Aim of the exercise
Find each line containing the string "Categories" and return it.

Stored data entries
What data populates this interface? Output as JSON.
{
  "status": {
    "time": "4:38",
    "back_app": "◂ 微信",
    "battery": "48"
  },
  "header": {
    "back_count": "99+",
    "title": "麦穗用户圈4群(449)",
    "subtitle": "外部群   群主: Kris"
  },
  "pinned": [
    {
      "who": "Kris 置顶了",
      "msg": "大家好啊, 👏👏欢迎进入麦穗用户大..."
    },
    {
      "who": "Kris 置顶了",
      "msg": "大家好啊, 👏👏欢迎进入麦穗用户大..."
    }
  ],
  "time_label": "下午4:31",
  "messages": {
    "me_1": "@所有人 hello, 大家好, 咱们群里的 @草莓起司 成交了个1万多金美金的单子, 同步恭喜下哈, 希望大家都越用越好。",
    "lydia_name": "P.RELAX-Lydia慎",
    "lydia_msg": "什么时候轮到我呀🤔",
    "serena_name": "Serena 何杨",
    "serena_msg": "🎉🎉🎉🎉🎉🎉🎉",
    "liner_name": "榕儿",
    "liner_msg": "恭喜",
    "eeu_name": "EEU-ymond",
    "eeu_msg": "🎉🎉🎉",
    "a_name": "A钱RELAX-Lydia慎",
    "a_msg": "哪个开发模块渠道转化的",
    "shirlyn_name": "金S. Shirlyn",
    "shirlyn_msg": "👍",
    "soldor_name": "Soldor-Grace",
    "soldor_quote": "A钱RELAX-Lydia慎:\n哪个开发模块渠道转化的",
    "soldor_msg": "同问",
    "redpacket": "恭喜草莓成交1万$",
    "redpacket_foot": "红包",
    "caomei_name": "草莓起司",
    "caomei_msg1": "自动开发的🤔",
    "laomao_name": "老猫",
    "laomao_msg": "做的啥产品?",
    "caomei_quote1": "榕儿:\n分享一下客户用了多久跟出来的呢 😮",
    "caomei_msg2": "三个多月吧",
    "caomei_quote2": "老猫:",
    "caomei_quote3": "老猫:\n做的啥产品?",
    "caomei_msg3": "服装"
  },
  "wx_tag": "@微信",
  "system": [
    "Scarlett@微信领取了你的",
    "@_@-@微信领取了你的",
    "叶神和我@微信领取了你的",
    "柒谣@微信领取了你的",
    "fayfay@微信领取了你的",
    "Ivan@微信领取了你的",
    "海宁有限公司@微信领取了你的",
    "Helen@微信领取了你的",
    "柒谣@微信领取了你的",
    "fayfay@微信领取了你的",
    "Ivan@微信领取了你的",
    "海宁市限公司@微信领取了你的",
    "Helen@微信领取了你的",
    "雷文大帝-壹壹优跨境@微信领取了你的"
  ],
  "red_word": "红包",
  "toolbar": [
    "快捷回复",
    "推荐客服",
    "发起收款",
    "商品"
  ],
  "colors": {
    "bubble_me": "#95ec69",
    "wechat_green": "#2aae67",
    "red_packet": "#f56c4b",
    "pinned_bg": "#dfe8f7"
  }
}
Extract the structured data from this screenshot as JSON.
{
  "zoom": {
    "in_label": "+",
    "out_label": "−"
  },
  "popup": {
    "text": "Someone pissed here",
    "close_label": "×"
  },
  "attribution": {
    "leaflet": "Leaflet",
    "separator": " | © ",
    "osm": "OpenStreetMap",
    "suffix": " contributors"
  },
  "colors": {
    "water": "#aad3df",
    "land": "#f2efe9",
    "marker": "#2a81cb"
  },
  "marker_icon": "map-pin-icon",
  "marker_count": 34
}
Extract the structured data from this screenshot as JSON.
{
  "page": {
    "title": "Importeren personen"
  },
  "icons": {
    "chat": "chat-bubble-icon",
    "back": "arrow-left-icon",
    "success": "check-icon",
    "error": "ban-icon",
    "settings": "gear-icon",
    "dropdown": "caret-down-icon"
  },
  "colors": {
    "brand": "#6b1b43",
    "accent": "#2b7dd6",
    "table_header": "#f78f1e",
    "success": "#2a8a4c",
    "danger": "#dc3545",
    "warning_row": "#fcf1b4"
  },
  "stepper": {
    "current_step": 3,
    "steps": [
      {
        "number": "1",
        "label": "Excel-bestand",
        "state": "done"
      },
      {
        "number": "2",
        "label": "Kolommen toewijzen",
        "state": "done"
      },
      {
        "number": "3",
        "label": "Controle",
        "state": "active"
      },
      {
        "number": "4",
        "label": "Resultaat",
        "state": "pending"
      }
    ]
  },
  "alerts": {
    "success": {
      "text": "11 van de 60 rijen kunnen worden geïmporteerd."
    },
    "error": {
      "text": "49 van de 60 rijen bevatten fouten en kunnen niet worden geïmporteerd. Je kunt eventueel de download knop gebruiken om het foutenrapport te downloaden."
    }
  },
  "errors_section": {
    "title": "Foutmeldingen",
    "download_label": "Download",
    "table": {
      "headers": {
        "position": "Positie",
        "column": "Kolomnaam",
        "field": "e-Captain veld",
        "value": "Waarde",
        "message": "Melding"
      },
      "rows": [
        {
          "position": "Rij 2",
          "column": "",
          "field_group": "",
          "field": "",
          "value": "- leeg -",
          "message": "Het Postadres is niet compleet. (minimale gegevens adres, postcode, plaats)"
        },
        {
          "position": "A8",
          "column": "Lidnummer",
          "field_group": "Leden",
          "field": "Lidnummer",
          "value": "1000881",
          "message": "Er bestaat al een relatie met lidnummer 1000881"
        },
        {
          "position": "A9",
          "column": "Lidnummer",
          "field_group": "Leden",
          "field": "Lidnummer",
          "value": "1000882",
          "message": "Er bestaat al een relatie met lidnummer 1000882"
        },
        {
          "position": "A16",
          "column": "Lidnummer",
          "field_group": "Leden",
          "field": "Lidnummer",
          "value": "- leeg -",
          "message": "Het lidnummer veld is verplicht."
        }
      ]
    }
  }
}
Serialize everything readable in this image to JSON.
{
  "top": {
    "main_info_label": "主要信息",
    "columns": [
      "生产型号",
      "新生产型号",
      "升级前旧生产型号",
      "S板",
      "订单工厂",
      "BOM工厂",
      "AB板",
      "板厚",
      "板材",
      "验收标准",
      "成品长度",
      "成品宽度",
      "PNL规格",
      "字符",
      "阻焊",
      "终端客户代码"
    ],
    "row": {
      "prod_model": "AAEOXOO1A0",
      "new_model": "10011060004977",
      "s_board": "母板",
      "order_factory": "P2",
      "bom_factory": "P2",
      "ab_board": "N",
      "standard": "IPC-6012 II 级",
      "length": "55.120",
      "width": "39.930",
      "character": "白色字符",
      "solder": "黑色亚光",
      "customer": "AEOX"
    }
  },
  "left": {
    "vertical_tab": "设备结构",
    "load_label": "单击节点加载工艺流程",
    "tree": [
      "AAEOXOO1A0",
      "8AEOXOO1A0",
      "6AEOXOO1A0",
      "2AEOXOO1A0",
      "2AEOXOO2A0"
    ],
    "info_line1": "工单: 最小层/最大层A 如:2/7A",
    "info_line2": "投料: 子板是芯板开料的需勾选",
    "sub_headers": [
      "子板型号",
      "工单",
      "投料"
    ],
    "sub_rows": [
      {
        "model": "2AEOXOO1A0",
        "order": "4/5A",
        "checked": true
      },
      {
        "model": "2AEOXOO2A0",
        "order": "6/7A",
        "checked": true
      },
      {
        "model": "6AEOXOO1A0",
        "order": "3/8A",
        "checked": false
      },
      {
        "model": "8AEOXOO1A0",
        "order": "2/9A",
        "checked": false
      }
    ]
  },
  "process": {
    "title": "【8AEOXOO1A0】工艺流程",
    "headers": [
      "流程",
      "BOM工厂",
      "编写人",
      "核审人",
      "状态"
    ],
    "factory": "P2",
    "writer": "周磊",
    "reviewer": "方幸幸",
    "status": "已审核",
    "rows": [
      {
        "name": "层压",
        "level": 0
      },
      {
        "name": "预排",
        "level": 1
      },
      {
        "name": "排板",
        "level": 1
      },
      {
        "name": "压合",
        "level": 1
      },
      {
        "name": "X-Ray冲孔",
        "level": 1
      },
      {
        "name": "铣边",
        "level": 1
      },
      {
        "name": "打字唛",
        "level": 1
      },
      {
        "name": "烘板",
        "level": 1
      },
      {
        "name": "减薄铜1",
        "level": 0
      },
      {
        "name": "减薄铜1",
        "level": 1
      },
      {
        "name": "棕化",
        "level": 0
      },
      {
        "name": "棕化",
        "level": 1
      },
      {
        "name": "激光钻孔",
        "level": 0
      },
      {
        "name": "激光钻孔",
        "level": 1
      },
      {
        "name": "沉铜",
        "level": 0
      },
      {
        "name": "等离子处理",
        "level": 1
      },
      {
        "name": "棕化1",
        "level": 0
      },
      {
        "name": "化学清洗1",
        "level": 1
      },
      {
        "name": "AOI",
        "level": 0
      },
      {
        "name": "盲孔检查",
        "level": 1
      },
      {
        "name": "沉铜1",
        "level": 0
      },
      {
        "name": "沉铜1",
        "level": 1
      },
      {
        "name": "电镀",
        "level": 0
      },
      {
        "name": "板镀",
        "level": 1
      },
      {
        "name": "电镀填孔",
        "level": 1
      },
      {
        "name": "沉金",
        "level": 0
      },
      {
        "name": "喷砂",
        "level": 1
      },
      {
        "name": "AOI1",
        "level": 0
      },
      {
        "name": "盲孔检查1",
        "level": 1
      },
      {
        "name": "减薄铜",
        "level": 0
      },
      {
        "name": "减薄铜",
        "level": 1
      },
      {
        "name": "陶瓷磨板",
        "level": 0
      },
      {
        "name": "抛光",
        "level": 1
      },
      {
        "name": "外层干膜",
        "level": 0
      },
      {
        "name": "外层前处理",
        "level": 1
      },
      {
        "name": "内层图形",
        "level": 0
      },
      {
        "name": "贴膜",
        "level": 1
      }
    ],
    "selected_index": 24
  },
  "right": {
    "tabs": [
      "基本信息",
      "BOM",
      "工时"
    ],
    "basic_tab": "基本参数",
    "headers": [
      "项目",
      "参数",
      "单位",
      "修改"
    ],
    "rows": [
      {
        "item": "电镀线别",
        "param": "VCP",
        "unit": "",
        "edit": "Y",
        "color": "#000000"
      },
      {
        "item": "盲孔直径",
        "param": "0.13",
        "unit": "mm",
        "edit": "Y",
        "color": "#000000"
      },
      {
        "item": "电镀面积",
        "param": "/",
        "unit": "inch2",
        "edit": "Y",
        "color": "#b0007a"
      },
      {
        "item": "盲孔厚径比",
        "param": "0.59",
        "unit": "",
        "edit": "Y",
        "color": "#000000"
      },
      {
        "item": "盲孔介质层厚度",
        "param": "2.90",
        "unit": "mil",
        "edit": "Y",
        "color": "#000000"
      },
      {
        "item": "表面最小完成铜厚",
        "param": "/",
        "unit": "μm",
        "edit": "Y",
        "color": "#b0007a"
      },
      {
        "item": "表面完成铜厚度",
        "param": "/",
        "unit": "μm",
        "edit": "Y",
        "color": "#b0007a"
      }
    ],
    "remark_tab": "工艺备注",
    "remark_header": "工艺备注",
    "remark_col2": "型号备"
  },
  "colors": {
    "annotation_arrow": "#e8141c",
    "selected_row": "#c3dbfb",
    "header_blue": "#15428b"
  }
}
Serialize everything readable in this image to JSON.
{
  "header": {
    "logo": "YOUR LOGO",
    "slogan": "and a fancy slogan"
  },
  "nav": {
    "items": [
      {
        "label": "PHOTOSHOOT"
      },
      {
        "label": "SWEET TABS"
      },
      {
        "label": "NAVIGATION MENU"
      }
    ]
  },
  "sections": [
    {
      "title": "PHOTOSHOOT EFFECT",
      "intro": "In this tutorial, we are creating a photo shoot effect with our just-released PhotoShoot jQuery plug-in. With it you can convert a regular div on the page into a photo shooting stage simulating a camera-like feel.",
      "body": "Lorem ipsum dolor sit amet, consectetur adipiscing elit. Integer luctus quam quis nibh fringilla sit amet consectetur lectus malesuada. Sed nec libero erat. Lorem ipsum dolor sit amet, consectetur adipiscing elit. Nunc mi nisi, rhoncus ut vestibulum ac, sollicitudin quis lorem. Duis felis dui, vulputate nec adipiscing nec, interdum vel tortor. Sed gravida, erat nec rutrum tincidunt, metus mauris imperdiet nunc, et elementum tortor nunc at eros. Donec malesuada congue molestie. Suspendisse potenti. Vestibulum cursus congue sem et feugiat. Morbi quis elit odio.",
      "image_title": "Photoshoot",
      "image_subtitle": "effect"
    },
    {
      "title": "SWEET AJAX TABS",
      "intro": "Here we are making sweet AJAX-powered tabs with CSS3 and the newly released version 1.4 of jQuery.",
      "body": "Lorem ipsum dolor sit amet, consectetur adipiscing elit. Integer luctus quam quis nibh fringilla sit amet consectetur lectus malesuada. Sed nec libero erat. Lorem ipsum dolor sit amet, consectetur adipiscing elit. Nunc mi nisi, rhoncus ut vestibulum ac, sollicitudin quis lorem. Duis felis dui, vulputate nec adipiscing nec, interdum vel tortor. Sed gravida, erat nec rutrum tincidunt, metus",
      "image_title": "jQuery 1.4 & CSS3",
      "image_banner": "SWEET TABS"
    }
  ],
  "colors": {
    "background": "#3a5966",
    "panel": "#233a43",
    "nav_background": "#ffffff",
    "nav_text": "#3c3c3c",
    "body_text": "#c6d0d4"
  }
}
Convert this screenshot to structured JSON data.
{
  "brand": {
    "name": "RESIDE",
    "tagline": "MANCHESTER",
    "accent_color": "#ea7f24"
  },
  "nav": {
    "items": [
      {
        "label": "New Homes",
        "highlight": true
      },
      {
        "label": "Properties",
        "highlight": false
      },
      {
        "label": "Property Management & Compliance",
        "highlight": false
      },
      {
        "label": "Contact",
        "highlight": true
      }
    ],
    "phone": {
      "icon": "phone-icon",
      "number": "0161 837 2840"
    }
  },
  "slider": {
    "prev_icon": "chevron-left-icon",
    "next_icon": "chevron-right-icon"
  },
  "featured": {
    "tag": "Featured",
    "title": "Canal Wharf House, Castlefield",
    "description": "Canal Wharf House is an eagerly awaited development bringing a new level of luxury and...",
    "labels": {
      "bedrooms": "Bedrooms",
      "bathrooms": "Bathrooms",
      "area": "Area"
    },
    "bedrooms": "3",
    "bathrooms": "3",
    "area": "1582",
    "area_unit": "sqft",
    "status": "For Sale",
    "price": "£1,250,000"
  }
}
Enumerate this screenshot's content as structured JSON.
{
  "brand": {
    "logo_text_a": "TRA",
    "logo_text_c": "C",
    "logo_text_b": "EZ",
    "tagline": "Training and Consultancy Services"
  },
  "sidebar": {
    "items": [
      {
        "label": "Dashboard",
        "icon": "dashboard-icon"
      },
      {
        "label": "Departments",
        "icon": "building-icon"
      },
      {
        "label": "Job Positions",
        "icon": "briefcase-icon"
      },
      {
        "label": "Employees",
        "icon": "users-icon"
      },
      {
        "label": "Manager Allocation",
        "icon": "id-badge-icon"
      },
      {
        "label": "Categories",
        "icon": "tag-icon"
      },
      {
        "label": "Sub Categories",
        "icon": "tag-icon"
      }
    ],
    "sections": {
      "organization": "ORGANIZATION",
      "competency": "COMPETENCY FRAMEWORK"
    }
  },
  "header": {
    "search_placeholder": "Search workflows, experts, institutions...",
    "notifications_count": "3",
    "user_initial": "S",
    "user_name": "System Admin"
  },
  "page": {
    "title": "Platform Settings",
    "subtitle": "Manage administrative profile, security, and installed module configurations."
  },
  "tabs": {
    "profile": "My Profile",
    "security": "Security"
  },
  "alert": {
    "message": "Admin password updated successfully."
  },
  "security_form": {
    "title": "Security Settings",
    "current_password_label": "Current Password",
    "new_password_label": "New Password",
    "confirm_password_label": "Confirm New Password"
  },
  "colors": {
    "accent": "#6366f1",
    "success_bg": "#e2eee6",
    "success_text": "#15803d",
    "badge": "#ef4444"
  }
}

Finished answer
        "label": "Categories",
        "label": "Sub Categories",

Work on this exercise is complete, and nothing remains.